= TASK INSTRUCTIONS =
Your task is to output the entries below word for word.

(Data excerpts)
┌──

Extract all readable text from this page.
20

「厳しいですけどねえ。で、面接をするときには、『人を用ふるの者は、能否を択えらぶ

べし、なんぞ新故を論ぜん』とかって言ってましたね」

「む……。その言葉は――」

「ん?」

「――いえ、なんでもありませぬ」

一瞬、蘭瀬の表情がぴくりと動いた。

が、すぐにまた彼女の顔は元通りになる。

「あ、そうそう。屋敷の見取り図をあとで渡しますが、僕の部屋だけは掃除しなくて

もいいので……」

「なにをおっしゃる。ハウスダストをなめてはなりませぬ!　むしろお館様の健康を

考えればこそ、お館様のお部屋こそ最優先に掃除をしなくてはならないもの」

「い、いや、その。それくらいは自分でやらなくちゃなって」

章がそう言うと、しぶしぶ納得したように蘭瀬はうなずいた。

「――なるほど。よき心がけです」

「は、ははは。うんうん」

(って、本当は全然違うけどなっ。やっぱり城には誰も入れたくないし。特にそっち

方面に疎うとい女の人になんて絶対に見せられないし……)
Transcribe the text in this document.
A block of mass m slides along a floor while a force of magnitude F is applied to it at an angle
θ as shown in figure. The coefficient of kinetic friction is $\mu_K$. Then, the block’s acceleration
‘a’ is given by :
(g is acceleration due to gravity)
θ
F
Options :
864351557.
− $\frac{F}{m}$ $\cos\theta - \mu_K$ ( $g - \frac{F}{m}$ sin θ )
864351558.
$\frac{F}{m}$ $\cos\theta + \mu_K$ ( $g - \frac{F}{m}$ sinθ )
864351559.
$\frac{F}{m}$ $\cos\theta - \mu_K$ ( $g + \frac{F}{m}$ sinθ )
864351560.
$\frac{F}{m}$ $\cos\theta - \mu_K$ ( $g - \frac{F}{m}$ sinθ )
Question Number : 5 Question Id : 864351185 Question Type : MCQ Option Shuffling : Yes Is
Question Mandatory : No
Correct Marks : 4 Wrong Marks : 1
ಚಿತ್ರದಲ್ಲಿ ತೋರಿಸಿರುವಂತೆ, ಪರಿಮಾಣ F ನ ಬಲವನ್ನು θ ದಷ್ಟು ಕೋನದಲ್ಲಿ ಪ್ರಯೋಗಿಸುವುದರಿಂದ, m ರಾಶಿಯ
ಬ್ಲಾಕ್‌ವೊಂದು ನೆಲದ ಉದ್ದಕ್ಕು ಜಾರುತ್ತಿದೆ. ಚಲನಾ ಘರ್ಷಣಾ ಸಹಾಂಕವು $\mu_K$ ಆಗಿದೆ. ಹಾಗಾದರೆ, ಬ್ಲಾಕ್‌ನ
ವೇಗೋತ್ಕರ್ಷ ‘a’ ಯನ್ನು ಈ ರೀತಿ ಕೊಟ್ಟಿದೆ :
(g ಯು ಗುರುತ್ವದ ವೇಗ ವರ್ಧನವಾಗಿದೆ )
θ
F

└──

= COMPLETED TASK =
Extract all readable text from this page.
20

「厳しいですけどねえ。で、面接をするときには、『人を用ふるの者は、能否を択えらぶ

べし、なんぞ新故を論ぜん』とかって言ってましたね」

「む……。その言葉は――」

「ん?」

「――いえ、なんでもありませぬ」

一瞬、蘭瀬の表情がぴくりと動いた。

が、すぐにまた彼女の顔は元通りになる。

「あ、そうそう。屋敷の見取り図をあとで渡しますが、僕の部屋だけは掃除しなくて

もいいので……」

「なにをおっしゃる。ハウスダストをなめてはなりませぬ!　むしろお館様の健康を

考えればこそ、お館様のお部屋こそ最優先に掃除をしなくてはならないもの」

「い、いや、その。それくらいは自分でやらなくちゃなって」

章がそう言うと、しぶしぶ納得したように蘭瀬はうなずいた。

「――なるほど。よき心がけです」

「は、ははは。うんうん」

(って、本当は全然違うけどなっ。やっぱり城には誰も入れたくないし。特にそっち

方面に疎うとい女の人になんて絶対に見せられないし……)
Transcribe the text in this document.
A block of mass m slides along a floor while a force of magnitude F is applied to it at an angle
θ as shown in figure. The coefficient of kinetic friction is $\mu_K$. Then, the block’s acceleration
‘a’ is given by :
(g is acceleration due to gravity)
θ
F
Options :
864351557.
− $\frac{F}{m}$ $\cos\theta - \mu_K$ ( $g - \frac{F}{m}$ sin θ )
864351558.
$\frac{F}{m}$ $\cos\theta + \mu_K$ ( $g - \frac{F}{m}$ sinθ )
864351559.
$\frac{F}{m}$ $\cos\theta - \mu_K$ ( $g + \frac{F}{m}$ sinθ )
864351560.
$\frac{F}{m}$ $\cos\theta - \mu_K$ ( $g - \frac{F}{m}$ sinθ )
Question Number : 5 Question Id : 864351185 Question Type : MCQ Option Shuffling : Yes Is
Question Mandatory : No
Correct Marks : 4 Wrong Marks : 1
ಚಿತ್ರದಲ್ಲಿ ತೋರಿಸಿರುವಂತೆ, ಪರಿಮಾಣ F ನ ಬಲವನ್ನು θ ದಷ್ಟು ಕೋನದಲ್ಲಿ ಪ್ರಯೋಗಿಸುವುದರಿಂದ, m ರಾಶಿಯ
ಬ್ಲಾಕ್‌ವೊಂದು ನೆಲದ ಉದ್ದಕ್ಕು ಜಾರುತ್ತಿದೆ. ಚಲನಾ ಘರ್ಷಣಾ ಸಹಾಂಕವು $\mu_K$ ಆಗಿದೆ. ಹಾಗಾದರೆ, ಬ್ಲಾಕ್‌ನ
ವೇಗೋತ್ಕರ್ಷ ‘a’ ಯನ್ನು ಈ ರೀತಿ ಕೊಟ್ಟಿದೆ :
(g ಯು ಗುರುತ್ವದ ವೇಗ ವರ್ಧನವಾಗಿದೆ )
θ
F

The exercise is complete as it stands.